WHAT THIS TASK INVOLVES: Find the lines that contain the word "Saline" and copy each one.

** BEGIN PROVIDED DATA **

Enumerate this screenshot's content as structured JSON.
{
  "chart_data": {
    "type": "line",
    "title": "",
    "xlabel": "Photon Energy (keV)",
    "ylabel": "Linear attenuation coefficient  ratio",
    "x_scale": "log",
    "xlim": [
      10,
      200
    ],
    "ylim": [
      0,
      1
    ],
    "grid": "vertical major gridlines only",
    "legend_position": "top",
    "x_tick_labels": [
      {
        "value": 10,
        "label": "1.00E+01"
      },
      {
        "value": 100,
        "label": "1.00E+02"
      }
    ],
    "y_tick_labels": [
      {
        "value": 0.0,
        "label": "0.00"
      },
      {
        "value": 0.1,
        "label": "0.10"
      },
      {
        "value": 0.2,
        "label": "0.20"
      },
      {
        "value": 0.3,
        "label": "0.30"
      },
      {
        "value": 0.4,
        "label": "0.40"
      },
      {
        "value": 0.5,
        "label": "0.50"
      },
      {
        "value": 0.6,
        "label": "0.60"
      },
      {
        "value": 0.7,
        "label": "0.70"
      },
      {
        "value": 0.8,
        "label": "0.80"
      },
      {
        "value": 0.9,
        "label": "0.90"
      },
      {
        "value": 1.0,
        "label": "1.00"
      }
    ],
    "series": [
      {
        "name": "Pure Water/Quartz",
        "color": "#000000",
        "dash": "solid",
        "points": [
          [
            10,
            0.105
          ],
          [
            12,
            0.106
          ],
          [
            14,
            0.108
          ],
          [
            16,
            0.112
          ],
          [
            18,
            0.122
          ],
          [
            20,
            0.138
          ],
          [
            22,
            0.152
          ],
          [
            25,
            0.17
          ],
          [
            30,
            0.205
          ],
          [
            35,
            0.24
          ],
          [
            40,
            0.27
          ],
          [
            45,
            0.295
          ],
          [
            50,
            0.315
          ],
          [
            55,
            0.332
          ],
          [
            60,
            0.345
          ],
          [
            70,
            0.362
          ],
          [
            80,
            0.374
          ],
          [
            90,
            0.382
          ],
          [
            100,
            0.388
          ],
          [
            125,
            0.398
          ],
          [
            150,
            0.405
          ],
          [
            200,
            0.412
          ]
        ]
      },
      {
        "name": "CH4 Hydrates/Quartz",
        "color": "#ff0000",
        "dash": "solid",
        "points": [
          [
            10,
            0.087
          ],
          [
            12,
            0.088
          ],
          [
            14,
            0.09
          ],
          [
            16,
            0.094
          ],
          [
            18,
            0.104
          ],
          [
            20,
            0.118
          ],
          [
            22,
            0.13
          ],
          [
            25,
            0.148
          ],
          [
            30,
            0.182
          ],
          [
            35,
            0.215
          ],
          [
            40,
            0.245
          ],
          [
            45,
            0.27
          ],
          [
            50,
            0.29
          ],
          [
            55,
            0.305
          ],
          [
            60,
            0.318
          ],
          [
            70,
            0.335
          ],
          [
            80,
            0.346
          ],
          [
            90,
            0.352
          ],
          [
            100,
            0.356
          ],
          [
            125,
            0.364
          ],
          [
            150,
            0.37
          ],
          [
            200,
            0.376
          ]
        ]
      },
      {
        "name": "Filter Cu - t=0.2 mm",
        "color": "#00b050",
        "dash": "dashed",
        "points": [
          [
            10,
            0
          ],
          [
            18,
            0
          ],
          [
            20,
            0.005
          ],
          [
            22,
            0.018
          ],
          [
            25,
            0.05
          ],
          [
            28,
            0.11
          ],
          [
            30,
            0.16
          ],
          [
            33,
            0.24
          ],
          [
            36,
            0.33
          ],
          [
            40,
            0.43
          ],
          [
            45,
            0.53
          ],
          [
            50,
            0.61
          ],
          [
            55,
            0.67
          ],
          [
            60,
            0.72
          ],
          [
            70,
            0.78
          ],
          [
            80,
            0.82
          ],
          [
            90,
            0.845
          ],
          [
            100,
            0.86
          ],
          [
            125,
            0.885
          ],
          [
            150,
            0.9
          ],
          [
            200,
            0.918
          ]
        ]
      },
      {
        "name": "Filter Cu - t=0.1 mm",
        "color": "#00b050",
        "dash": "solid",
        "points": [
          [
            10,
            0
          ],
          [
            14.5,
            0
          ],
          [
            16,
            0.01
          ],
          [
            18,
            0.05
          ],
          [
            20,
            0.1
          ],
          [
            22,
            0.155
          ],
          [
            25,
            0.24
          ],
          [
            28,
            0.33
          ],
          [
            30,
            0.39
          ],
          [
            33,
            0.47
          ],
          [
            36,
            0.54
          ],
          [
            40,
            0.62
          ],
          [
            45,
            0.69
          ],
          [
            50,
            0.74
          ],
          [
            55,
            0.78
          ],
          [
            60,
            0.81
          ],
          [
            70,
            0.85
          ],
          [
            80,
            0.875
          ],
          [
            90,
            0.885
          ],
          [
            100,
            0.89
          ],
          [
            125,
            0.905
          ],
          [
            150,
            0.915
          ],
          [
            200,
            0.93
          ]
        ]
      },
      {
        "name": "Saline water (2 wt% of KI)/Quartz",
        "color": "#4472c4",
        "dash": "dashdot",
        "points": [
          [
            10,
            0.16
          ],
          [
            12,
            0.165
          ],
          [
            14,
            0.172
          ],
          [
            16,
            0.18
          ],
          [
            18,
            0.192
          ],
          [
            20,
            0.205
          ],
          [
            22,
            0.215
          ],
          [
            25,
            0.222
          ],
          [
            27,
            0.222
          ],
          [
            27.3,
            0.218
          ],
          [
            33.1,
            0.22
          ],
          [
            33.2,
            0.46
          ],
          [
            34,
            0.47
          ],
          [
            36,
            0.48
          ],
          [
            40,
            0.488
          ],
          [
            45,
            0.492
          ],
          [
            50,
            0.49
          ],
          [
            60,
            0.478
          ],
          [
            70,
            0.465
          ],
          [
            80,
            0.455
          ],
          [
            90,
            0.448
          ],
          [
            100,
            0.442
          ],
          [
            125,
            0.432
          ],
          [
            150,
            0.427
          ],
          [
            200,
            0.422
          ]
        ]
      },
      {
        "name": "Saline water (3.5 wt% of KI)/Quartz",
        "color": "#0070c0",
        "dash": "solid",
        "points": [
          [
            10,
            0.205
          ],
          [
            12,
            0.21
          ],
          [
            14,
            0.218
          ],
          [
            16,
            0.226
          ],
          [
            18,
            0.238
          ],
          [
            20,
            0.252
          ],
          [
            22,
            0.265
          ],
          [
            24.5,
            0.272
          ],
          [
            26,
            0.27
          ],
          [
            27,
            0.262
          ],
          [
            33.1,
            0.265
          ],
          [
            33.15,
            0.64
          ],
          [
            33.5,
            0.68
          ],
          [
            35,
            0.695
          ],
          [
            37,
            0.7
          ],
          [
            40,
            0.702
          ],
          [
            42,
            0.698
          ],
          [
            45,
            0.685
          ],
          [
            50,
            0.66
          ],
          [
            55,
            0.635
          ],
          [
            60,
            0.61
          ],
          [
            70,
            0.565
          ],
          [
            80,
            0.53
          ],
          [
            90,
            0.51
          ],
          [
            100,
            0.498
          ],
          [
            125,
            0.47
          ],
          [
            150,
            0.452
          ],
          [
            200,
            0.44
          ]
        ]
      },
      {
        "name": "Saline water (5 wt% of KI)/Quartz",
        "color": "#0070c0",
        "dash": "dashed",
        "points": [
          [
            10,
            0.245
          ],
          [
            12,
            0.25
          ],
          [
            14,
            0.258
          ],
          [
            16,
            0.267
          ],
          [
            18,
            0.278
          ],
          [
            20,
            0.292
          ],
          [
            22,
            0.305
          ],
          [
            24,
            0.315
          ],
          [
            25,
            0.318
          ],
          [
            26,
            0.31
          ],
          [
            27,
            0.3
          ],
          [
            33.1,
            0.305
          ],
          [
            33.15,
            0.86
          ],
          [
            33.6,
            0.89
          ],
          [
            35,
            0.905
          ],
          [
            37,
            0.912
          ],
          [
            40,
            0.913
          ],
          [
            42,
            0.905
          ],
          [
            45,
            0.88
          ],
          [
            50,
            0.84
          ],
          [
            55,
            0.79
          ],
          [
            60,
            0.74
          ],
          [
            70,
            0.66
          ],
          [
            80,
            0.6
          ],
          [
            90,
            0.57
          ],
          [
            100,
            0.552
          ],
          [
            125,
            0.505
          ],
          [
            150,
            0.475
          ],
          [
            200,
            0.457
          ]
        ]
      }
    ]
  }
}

** END PROVIDED DATA **

EXERCISE RESULT:
        "name": "Saline water (2 wt% of KI)/Quartz",
        "name": "Saline water (3.5 wt% of KI)/Quartz",
        "name": "Saline water (5 wt% of KI)/Quartz",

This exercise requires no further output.